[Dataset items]
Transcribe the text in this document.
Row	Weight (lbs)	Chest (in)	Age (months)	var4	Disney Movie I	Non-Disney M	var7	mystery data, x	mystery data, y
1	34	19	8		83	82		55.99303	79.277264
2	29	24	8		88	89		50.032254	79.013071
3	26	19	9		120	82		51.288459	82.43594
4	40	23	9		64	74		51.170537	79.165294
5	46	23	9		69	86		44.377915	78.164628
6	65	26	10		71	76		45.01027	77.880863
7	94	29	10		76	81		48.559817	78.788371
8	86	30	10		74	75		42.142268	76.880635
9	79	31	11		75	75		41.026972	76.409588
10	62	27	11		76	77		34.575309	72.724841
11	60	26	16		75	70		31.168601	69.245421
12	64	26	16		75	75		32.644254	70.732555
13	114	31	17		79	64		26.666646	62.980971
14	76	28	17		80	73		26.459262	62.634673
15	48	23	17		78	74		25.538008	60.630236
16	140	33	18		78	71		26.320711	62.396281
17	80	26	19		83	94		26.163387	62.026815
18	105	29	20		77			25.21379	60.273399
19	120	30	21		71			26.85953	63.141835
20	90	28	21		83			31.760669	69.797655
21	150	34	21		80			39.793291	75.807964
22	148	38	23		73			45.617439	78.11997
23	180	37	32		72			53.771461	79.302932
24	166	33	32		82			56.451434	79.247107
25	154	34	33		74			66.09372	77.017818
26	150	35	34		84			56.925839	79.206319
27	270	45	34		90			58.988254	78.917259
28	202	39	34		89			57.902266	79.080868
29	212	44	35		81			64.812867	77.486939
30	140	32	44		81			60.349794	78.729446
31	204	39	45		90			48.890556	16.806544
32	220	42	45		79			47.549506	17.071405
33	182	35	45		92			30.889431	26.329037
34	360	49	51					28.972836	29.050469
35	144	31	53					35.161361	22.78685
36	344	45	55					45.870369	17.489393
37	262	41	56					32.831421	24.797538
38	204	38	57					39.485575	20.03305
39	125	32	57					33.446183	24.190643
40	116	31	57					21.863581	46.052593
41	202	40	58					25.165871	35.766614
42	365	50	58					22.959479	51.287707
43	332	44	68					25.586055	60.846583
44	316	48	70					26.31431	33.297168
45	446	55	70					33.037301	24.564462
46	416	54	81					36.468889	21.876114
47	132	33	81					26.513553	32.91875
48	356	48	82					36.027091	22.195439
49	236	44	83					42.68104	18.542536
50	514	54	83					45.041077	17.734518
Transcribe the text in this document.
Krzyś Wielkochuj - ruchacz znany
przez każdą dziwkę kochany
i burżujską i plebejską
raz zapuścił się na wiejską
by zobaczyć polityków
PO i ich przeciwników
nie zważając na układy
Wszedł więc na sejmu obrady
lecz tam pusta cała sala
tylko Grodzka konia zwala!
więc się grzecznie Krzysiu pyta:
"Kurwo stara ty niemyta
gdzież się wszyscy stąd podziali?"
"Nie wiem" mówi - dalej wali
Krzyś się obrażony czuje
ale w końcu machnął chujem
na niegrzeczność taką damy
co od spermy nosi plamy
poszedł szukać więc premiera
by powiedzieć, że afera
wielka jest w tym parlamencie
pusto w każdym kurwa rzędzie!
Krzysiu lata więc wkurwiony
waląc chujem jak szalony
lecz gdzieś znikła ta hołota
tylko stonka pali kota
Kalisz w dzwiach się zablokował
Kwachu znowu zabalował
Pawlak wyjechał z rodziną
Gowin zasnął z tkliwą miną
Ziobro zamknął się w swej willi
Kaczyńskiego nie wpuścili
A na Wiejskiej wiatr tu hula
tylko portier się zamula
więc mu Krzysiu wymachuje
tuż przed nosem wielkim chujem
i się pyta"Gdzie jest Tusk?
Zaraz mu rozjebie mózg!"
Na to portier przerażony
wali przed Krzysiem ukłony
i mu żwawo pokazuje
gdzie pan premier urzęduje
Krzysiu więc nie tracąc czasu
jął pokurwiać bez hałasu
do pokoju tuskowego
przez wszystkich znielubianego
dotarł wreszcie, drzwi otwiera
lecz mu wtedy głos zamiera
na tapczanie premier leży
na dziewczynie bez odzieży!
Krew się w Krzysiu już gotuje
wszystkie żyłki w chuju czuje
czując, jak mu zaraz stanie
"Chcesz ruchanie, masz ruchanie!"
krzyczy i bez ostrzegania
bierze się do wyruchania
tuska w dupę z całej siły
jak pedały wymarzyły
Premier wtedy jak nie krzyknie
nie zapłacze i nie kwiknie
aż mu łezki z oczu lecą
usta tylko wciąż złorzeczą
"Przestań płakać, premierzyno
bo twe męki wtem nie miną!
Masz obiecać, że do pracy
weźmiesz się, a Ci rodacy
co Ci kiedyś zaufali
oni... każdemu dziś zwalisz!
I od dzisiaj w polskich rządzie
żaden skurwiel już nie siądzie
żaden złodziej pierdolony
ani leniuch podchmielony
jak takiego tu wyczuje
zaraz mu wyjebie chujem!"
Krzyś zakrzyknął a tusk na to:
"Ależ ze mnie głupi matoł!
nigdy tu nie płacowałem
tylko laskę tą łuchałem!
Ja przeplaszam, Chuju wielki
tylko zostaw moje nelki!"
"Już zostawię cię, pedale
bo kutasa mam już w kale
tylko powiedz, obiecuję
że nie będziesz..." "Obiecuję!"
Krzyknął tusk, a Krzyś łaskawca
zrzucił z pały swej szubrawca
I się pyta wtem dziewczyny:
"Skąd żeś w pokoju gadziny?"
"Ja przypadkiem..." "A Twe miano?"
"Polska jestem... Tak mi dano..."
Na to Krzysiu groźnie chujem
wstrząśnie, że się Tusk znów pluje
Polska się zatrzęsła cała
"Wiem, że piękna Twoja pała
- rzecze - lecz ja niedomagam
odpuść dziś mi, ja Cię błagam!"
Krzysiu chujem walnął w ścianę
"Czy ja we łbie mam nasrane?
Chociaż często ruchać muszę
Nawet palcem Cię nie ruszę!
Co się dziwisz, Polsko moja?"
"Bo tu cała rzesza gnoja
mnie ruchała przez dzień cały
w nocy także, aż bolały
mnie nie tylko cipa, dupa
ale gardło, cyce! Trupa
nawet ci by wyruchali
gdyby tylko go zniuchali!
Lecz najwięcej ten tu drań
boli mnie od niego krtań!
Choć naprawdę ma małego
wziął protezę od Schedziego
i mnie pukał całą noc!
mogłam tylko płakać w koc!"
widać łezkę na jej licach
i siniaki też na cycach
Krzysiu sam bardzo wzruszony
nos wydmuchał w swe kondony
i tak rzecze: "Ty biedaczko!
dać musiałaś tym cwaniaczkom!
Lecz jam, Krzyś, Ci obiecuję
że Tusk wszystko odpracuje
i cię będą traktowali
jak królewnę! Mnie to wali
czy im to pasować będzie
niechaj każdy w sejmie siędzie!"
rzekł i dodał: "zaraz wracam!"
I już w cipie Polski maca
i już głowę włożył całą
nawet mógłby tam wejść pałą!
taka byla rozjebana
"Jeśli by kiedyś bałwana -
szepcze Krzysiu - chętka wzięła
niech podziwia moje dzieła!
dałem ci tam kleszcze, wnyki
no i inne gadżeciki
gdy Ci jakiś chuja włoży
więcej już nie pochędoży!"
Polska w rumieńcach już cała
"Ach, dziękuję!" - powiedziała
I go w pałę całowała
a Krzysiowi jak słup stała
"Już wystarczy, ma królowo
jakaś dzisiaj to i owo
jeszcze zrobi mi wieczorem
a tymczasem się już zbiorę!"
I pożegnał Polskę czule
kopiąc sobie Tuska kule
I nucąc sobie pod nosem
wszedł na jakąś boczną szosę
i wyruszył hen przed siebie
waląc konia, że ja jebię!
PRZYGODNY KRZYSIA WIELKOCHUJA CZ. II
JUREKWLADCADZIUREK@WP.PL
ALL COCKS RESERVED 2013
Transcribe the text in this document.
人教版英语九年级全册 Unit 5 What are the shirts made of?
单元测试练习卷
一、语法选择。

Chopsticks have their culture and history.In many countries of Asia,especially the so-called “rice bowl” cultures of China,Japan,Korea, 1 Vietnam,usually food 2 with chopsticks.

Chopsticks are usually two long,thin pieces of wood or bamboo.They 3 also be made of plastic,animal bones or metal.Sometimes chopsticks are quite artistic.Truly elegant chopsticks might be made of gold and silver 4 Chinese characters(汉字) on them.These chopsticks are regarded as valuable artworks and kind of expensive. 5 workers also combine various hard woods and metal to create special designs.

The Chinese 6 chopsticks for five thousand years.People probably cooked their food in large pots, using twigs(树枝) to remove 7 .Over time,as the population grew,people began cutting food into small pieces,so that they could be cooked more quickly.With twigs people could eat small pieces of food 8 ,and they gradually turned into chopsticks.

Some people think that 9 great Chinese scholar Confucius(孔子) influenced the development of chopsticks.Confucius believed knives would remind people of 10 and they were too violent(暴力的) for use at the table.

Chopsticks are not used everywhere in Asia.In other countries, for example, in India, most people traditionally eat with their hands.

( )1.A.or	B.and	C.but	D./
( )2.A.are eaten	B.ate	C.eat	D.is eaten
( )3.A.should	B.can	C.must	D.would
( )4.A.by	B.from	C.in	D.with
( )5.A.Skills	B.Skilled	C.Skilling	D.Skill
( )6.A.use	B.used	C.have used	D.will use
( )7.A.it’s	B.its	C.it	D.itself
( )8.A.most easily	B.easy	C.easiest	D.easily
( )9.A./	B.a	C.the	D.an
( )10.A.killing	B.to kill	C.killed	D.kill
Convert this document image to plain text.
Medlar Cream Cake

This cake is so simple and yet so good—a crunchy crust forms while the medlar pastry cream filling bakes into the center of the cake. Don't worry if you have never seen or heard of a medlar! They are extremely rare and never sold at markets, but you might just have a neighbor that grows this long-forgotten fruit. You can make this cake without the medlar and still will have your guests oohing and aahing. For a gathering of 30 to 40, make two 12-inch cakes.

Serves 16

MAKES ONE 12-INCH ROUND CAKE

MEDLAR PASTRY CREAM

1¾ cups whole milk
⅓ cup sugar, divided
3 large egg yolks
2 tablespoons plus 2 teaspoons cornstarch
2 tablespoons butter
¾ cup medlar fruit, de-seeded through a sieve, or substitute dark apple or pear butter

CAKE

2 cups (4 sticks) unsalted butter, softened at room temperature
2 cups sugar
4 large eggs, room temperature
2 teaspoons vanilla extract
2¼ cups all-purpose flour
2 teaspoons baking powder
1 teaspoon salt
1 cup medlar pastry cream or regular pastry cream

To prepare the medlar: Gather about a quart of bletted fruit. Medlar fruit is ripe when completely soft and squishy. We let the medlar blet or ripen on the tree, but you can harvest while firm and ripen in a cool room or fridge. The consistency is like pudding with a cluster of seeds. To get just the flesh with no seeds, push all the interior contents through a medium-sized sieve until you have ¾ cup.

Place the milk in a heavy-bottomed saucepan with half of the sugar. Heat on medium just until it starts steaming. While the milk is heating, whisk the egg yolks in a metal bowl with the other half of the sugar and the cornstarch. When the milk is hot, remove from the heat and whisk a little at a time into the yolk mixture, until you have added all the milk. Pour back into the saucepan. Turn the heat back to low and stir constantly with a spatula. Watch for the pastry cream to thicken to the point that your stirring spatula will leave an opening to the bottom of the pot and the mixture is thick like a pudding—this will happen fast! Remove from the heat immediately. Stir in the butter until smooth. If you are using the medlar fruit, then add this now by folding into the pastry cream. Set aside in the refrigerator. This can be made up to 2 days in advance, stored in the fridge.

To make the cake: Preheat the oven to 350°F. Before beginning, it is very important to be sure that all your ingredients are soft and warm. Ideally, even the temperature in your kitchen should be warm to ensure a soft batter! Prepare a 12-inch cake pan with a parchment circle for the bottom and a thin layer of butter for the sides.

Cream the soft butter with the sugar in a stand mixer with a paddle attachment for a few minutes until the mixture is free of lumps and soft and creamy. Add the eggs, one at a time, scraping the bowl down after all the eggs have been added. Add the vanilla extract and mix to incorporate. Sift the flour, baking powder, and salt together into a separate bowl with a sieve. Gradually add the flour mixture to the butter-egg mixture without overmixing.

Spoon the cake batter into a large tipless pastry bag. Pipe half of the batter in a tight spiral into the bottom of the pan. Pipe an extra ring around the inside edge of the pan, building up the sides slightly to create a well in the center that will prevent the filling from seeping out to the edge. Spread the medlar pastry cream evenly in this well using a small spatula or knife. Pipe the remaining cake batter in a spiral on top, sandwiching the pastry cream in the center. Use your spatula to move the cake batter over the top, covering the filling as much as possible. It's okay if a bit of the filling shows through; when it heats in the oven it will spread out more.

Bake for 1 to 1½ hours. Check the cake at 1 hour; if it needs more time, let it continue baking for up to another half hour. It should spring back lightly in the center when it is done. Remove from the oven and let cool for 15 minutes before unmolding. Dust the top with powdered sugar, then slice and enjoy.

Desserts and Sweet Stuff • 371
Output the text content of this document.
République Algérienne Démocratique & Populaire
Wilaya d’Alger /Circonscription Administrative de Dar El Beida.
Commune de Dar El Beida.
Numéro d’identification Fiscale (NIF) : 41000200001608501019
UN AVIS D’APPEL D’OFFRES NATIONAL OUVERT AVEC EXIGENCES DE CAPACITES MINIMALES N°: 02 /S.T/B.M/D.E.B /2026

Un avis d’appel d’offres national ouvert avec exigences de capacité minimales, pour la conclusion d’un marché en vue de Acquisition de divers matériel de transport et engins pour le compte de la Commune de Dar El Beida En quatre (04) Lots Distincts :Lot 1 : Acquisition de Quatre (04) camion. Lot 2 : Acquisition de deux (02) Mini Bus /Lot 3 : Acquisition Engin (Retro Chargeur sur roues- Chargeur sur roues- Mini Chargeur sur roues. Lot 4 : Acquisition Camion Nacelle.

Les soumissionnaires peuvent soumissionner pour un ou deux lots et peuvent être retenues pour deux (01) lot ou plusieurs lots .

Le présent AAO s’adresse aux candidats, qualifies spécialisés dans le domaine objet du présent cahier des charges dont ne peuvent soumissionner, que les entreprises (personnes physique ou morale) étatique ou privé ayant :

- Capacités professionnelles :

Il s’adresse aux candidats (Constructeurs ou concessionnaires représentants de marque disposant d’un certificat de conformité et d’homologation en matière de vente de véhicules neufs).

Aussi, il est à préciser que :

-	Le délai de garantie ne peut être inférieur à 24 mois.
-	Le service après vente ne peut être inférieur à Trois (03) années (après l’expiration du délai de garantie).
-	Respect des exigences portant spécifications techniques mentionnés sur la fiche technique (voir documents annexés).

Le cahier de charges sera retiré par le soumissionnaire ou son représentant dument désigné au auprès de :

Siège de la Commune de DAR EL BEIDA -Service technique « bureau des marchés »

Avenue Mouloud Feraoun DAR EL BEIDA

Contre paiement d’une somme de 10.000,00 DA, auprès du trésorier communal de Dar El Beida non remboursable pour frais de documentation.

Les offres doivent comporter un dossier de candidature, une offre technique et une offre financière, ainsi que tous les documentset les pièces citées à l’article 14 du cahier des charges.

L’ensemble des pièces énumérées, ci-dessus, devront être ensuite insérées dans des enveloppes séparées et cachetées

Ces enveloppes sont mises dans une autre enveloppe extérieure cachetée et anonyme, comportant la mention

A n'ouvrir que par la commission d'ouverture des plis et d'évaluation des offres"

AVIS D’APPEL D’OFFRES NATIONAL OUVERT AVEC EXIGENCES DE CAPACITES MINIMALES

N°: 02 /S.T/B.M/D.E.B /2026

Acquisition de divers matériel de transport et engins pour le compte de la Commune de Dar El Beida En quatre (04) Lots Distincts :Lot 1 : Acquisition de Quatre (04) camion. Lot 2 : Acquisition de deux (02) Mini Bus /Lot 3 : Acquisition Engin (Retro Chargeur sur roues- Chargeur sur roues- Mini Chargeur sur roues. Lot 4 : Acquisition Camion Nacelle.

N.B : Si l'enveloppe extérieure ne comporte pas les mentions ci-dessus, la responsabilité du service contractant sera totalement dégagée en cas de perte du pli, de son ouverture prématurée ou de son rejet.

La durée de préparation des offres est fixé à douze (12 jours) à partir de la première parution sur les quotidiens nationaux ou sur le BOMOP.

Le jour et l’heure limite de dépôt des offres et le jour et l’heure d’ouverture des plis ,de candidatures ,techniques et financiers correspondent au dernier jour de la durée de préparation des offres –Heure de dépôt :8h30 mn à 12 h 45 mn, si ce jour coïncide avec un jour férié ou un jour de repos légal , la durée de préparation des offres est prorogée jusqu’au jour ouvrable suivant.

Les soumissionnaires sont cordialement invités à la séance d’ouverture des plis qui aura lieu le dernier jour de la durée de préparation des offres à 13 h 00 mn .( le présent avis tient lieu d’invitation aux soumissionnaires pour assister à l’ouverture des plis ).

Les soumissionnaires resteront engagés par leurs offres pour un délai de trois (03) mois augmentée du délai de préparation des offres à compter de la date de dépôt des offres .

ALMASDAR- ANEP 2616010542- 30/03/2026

> Request
Select the lines in this material that hold the word "Distincts", leaving none out.

> Solution
Un avis d’appel d’offres national ouvert avec exigences de capacité minimales, pour la conclusion d’un marché en vue de Acquisition de divers matériel de transport et engins pour le compte de la Commune de Dar El Beida En quatre (04) Lots Distincts :Lot 1 : Acquisition de Quatre (04) camion. Lot 2 : Acquisition de deux (02) Mini Bus /Lot 3 : Acquisition Engin (Retro Chargeur sur roues- Chargeur sur roues- Mini Chargeur sur roues. Lot 4 : Acquisition Camion Nacelle.
Acquisition de divers matériel de transport et engins pour le compte de la Commune de Dar El Beida En quatre (04) Lots Distincts :Lot 1 : Acquisition de Quatre (04) camion. Lot 2 : Acquisition de deux (02) Mini Bus /Lot 3 : Acquisition Engin (Retro Chargeur sur roues- Chargeur sur roues- Mini Chargeur sur roues. Lot 4 : Acquisition Camion Nacelle.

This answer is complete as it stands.